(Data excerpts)

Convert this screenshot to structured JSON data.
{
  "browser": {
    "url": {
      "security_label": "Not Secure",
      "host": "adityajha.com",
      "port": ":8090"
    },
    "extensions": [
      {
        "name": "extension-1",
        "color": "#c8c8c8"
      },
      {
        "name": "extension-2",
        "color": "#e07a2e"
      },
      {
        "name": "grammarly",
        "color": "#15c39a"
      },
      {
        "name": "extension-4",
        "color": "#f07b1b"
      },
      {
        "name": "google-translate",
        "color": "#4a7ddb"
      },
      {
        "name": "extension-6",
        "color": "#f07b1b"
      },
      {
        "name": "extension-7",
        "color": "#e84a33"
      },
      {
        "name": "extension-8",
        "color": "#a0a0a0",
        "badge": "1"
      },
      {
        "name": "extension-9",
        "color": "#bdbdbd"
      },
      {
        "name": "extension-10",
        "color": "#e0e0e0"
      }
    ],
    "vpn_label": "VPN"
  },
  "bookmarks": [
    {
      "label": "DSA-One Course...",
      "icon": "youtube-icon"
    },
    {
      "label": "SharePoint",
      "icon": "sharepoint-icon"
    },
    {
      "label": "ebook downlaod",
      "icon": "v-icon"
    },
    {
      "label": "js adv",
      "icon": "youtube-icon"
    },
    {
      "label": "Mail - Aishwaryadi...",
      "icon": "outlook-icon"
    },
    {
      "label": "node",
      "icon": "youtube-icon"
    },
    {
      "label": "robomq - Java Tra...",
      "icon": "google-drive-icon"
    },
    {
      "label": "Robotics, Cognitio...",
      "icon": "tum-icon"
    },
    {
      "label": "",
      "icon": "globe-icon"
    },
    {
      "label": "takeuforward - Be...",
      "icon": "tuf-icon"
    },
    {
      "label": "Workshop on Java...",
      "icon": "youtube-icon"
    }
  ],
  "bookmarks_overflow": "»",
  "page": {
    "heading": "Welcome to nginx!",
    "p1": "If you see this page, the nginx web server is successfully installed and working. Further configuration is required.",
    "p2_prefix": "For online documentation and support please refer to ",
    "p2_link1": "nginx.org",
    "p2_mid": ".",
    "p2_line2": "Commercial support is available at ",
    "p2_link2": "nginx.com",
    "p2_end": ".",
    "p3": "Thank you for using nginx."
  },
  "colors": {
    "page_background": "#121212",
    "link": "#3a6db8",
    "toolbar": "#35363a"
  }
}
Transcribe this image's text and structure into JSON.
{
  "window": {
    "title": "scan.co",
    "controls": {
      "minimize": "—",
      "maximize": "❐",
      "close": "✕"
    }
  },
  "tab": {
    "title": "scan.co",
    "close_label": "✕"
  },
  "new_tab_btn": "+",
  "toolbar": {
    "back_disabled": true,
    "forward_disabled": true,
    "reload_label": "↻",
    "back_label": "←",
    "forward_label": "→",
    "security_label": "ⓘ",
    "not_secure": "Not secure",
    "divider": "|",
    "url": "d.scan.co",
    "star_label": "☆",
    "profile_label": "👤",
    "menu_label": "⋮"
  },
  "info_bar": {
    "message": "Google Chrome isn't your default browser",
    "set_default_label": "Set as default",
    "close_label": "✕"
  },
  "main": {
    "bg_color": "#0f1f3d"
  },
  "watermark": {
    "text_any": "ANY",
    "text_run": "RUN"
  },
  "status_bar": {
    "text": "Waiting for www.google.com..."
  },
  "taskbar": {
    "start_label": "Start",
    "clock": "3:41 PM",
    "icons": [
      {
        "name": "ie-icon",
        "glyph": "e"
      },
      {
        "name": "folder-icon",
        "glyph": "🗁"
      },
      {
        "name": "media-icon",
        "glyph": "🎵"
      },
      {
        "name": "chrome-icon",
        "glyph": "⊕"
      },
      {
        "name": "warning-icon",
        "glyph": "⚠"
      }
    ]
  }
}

● **Stated goal**:
Search the data for "support" and list every line in which it occurs.

● **Solution to this task**:
    "p2_prefix": "For online documentation and support please refer to ",
    "p2_line2": "Commercial support is available at ",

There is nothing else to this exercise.